- **What is expected**: Give all of the lines again exactly as they read.

- **Extracted entries**:
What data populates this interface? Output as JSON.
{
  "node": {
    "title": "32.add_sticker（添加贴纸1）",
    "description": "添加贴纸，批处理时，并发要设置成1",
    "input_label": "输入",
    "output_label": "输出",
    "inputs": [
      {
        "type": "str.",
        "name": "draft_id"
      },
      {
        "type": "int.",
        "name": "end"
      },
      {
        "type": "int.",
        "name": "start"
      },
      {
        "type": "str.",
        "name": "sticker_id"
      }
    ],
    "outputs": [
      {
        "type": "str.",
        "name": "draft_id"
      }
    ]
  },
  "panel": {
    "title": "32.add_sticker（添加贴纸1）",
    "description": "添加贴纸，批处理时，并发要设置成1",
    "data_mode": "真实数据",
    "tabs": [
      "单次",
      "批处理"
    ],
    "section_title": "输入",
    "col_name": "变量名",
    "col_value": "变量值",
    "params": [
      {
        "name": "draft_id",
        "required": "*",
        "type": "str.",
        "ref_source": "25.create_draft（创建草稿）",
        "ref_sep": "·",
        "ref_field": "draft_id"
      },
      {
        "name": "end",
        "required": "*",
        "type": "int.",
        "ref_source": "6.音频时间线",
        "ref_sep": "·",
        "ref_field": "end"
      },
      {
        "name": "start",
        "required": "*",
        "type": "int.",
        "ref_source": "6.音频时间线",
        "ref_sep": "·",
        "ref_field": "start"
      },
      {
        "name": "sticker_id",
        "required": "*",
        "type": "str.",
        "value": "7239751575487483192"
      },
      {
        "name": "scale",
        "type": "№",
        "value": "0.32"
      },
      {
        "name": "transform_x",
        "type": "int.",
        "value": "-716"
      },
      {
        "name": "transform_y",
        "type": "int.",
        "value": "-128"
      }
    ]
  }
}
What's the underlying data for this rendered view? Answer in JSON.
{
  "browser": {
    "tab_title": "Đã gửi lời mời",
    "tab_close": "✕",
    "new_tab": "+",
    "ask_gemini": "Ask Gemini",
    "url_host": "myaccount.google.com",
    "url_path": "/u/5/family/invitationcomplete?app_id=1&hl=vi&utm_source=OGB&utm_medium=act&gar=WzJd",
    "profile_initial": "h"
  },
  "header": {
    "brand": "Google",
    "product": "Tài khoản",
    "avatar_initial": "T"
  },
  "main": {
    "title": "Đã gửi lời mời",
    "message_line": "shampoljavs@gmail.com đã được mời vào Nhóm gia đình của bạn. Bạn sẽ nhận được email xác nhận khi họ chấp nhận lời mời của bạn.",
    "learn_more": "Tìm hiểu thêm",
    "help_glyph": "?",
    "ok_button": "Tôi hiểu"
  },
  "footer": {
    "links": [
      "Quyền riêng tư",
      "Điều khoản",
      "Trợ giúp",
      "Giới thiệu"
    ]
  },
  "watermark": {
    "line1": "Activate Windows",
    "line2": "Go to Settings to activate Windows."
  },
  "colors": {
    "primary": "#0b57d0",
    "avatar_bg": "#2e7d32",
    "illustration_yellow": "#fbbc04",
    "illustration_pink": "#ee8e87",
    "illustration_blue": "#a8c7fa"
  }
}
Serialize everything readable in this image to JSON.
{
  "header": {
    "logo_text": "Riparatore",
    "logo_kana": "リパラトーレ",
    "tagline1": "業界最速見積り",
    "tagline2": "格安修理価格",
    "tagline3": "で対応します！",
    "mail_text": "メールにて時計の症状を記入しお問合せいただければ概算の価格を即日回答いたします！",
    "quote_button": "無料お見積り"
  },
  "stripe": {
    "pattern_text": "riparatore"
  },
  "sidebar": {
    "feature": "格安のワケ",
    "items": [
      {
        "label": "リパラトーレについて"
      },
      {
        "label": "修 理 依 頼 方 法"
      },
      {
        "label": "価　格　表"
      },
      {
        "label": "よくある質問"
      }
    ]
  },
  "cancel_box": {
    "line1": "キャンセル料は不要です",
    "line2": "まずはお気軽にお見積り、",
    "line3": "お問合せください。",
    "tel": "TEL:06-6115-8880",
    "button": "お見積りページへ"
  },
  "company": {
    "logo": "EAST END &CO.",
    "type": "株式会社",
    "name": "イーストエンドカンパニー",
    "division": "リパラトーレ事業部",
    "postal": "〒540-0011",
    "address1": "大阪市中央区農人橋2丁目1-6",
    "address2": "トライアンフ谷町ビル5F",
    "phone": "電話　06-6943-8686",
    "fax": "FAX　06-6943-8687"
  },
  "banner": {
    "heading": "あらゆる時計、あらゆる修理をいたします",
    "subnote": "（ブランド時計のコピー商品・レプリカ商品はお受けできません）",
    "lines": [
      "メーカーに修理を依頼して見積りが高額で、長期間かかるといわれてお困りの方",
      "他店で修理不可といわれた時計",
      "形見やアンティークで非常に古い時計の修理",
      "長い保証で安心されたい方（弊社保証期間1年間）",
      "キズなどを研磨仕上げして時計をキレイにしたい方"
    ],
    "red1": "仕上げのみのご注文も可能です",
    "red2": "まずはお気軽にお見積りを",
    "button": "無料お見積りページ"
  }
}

- **Answer for the task**:
What data populates this interface? Output as JSON.
{
  "node": {
    "title": "32.add_sticker（添加贴纸1）",
    "description": "添加贴纸，批处理时，并发要设置成1",
    "input_label": "输入",
    "output_label": "输出",
    "inputs": [
      {
        "type": "str.",
        "name": "draft_id"
      },
      {
        "type": "int.",
        "name": "end"
      },
      {
        "type": "int.",
        "name": "start"
      },
      {
        "type": "str.",
        "name": "sticker_id"
      }
    ],
    "outputs": [
      {
        "type": "str.",
        "name": "draft_id"
      }
    ]
  },
  "panel": {
    "title": "32.add_sticker（添加贴纸1）",
    "description": "添加贴纸，批处理时，并发要设置成1",
    "data_mode": "真实数据",
    "tabs": [
      "单次",
      "批处理"
    ],
    "section_title": "输入",
    "col_name": "变量名",
    "col_value": "变量值",
    "params": [
      {
        "name": "draft_id",
        "required": "*",
        "type": "str.",
        "ref_source": "25.create_draft（创建草稿）",
        "ref_sep": "·",
        "ref_field": "draft_id"
      },
      {
        "name": "end",
        "required": "*",
        "type": "int.",
        "ref_source": "6.音频时间线",
        "ref_sep": "·",
        "ref_field": "end"
      },
      {
        "name": "start",
        "required": "*",
        "type": "int.",
        "ref_source": "6.音频时间线",
        "ref_sep": "·",
        "ref_field": "start"
      },
      {
        "name": "sticker_id",
        "required": "*",
        "type": "str.",
        "value": "7239751575487483192"
      },
      {
        "name": "scale",
        "type": "№",
        "value": "0.32"
      },
      {
        "name": "transform_x",
        "type": "int.",
        "value": "-716"
      },
      {
        "name": "transform_y",
        "type": "int.",
        "value": "-128"
      }
    ]
  }
}
What's the underlying data for this rendered view? Answer in JSON.
{
  "browser": {
    "tab_title": "Đã gửi lời mời",
    "tab_close": "✕",
    "new_tab": "+",
    "ask_gemini": "Ask Gemini",
    "url_host": "myaccount.google.com",
    "url_path": "/u/5/family/invitationcomplete?app_id=1&hl=vi&utm_source=OGB&utm_medium=act&gar=WzJd",
    "profile_initial": "h"
  },
  "header": {
    "brand": "Google",
    "product": "Tài khoản",
    "avatar_initial": "T"
  },
  "main": {
    "title": "Đã gửi lời mời",
    "message_line": "shampoljavs@gmail.com đã được mời vào Nhóm gia đình của bạn. Bạn sẽ nhận được email xác nhận khi họ chấp nhận lời mời của bạn.",
    "learn_more": "Tìm hiểu thêm",
    "help_glyph": "?",
    "ok_button": "Tôi hiểu"
  },
  "footer": {
    "links": [
      "Quyền riêng tư",
      "Điều khoản",
      "Trợ giúp",
      "Giới thiệu"
    ]
  },
  "watermark": {
    "line1": "Activate Windows",
    "line2": "Go to Settings to activate Windows."
  },
  "colors": {
    "primary": "#0b57d0",
    "avatar_bg": "#2e7d32",
    "illustration_yellow": "#fbbc04",
    "illustration_pink": "#ee8e87",
    "illustration_blue": "#a8c7fa"
  }
}
Serialize everything readable in this image to JSON.
{
  "header": {
    "logo_text": "Riparatore",
    "logo_kana": "リパラトーレ",
    "tagline1": "業界最速見積り",
    "tagline2": "格安修理価格",
    "tagline3": "で対応します！",
    "mail_text": "メールにて時計の症状を記入しお問合せいただければ概算の価格を即日回答いたします！",
    "quote_button": "無料お見積り"
  },
  "stripe": {
    "pattern_text": "riparatore"
  },
  "sidebar": {
    "feature": "格安のワケ",
    "items": [
      {
        "label": "リパラトーレについて"
      },
      {
        "label": "修 理 依 頼 方 法"
      },
      {
        "label": "価　格　表"
      },
      {
        "label": "よくある質問"
      }
    ]
  },
  "cancel_box": {
    "line1": "キャンセル料は不要です",
    "line2": "まずはお気軽にお見積り、",
    "line3": "お問合せください。",
    "tel": "TEL:06-6115-8880",
    "button": "お見積りページへ"
  },
  "company": {
    "logo": "EAST END &CO.",
    "type": "株式会社",
    "name": "イーストエンドカンパニー",
    "division": "リパラトーレ事業部",
    "postal": "〒540-0011",
    "address1": "大阪市中央区農人橋2丁目1-6",
    "address2": "トライアンフ谷町ビル5F",
    "phone": "電話　06-6943-8686",
    "fax": "FAX　06-6943-8687"
  },
  "banner": {
    "heading": "あらゆる時計、あらゆる修理をいたします",
    "subnote": "（ブランド時計のコピー商品・レプリカ商品はお受けできません）",
    "lines": [
      "メーカーに修理を依頼して見積りが高額で、長期間かかるといわれてお困りの方",
      "他店で修理不可といわれた時計",
      "形見やアンティークで非常に古い時計の修理",
      "長い保証で安心されたい方（弊社保証期間1年間）",
      "キズなどを研磨仕上げして時計をキレイにしたい方"
    ],
    "red1": "仕上げのみのご注文も可能です",
    "red2": "まずはお気軽にお見積りを",
    "button": "無料お見積りページ"
  }
}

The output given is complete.